I might run a test with ACD, Raw Therapee, Silkypix, Scarab, maybe others too – a test of inexpensive editors.
Check out ACDSee Pro 3. They have significantly improved the Workflow and how RAW images are processed. There is a big difference between ACDSee Pro 3 and the normal ACDSee product. The ACDSee Pro 3 product is in a similar price range of Bibble. Although Bibble’s noise reduction and speed are unmatched, ACDSee Pro 3 pretty fast and is a much better asset management tool and overall workflow tool.
On another note, it appears that Adobe is well aware of the performance issues with rendering 1:1 in LR3 Beta. It will be interesting to see how much the performance is improved when they go into production, as the beta performance makes LR3 unusable for efficient workflow in my opinion.
I continue to search for one product that will satisfy most of my Asset Management, RAW workflow processing, and quality output needs. Although some of these products are getting closer, they’re not quite there yet (at any price).
Nice comparison, indeed there is no such thing as a one-for-all solution. I’m a die-hard Bibble user and have learned to live with its strengths and weaknesses, just like others learn to live with LR or other tools.
There’s one small mistake (I think): the lens correction used to be PT lens licensed in the early B4 releases, but I think this is no longer the case.
And, B5 also offers DAM 🙂
I was also favouring LR 3 before I got aware of a recent review of different raw convertes by Erwin Puts.
In his comparison C1 5 is clearly superior in terms of resolving details to LR 3.
He was using very detailed high resolution charts recorded with a Leica M9, and his review motivated me to make comparisons, again with 160 ASA DNG files from a Leica taken under optimal conditions, landscape sunshine. I can support his conclusion, C1 gives more detailed and sharper images.
thanks for the link.
Capture One is a very capable program designed for studio shooting under optimal conditions (top of the line lens, low ISO, carefully-controlled lighting). For a studio photographer, the tethered shooting integration and focus checker alone may be worth the price of C1.
In my test, I selected on purpose some challenging, real-world situations to stress the programs and find their weaknesses. I could have used a $2000 lens for razor-sharp, no-fringing, perfect images; instead I used an assortment of new and old lenses and two dSLR (an older entry-level and a new advanced one).
I do believe that for the majority of photographers, LR3 (maybe coupled with DXO) will bring more bang for the buck (so to say) than C1, simply because of the extra versatility.
I totally agree, LR is the best choice under most conditions. You performed a very nice and helpful comparison. And you wrote in the introduction, that you selected on purpose challenging, real world situations. On the other hand, getting the best resolution and details out of images taken under good conditions is also a challenging situation, and I would guess that many people who are reading comparison on raw converters are also exactly interested in this.

--- Required tasks ---
A - In the RAW editor discussion, which camera did Erwin Puts use to record his high resolution charts?
B - Render this sentence from the RAW editor discussion in Spanish: "There is a big difference between ACDSee Pro 3 and the normal ACDSee product."
C - Write out the part of the RAW editor discussion that begins at the words "On another note, it" and stops after "in my opinion.".
Rely on the text alone.

[Stored items]
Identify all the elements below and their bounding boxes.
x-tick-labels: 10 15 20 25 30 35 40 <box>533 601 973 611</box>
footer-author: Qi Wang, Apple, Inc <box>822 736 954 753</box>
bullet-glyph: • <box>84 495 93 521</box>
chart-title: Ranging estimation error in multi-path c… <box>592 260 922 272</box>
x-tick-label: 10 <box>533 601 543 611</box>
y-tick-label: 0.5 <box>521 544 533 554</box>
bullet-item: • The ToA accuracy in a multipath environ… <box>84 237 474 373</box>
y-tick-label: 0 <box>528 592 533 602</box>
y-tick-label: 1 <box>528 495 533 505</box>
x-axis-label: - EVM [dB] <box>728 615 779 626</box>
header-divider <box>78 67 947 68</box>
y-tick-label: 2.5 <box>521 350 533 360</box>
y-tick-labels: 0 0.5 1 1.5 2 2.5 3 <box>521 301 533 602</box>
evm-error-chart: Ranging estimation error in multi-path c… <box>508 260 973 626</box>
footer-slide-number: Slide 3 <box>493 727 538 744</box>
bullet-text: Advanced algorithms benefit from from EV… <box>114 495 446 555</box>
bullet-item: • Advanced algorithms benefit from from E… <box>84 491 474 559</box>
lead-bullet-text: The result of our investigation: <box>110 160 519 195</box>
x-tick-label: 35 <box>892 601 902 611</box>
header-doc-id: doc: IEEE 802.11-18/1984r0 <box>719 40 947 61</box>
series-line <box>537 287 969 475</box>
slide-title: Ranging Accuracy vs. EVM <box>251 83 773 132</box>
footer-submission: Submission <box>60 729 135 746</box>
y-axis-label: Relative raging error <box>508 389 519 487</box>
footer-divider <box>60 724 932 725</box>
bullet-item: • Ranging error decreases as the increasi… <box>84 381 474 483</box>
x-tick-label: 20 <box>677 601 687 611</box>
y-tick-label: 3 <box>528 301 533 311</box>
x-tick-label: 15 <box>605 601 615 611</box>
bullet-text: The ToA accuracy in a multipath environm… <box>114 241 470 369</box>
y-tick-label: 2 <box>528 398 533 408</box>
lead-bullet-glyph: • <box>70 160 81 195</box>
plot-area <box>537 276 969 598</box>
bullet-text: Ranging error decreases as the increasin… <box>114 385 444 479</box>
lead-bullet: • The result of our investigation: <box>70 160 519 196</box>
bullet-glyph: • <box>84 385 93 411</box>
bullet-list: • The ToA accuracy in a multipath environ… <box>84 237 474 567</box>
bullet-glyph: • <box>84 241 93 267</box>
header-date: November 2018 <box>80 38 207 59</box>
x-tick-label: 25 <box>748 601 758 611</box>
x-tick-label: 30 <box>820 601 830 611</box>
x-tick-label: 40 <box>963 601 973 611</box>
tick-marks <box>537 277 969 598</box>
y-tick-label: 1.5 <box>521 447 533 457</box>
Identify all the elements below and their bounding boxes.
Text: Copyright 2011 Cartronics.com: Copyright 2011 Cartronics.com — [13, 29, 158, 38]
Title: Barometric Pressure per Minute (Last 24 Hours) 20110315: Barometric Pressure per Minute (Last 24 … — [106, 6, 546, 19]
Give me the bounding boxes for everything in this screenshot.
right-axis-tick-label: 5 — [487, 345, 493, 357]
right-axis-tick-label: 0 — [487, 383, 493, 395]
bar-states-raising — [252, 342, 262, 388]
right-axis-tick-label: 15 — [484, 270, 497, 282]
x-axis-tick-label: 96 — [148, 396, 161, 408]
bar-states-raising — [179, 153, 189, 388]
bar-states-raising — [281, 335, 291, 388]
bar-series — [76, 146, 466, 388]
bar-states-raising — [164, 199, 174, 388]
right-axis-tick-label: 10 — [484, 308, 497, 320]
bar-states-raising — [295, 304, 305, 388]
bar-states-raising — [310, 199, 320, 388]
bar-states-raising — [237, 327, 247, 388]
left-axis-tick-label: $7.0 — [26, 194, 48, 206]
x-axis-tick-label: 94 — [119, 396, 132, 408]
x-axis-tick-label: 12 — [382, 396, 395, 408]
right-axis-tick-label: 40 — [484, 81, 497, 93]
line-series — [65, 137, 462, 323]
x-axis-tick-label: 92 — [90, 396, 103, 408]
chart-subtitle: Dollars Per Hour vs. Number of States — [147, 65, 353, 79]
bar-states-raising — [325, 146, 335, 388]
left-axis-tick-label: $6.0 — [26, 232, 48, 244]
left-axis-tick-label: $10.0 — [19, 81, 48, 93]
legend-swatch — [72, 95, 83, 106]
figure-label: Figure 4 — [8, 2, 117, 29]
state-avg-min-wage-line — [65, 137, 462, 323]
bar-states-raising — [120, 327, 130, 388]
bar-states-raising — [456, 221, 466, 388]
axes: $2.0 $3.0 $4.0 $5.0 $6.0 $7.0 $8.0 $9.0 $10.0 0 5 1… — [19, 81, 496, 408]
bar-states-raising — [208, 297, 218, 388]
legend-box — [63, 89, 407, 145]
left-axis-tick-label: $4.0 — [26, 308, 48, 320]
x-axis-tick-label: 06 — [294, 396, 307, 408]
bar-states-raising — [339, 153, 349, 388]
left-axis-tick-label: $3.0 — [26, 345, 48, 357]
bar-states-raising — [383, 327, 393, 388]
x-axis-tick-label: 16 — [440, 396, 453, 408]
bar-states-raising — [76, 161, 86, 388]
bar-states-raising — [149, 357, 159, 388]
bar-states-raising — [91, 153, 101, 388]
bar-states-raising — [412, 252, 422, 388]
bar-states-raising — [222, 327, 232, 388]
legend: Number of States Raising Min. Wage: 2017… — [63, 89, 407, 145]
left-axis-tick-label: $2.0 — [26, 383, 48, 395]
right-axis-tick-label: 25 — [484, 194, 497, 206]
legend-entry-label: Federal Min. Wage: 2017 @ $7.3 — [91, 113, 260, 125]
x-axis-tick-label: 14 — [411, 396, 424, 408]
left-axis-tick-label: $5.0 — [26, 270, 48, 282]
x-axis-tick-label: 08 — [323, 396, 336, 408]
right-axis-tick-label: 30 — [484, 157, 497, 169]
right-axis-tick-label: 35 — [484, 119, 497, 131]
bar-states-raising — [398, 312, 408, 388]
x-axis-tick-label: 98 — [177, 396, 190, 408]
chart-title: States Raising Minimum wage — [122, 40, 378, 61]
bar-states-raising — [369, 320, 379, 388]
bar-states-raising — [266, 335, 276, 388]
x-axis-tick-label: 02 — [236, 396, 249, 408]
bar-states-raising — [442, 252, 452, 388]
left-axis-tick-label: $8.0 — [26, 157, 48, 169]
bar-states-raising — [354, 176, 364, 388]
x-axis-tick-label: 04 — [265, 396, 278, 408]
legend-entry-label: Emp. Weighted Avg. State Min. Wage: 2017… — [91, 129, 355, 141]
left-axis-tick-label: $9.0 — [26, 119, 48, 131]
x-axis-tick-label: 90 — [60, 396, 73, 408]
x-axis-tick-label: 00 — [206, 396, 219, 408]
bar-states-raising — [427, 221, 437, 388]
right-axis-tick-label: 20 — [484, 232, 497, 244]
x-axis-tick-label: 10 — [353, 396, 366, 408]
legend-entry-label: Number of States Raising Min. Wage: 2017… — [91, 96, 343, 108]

--- Solutions per task ---
A - A Leica M9.

B - Hay una gran diferencia entre ACDSee Pro 3 y el producto ACDSee normal.

C -
On another note, it appears that Adobe is well aware of the performance issues with rendering 1:1 in LR3 Beta. It will be interesting to see how much the performance is improved when they go into production, as the beta performance makes LR3 unusable for efficient workflow in my opinion.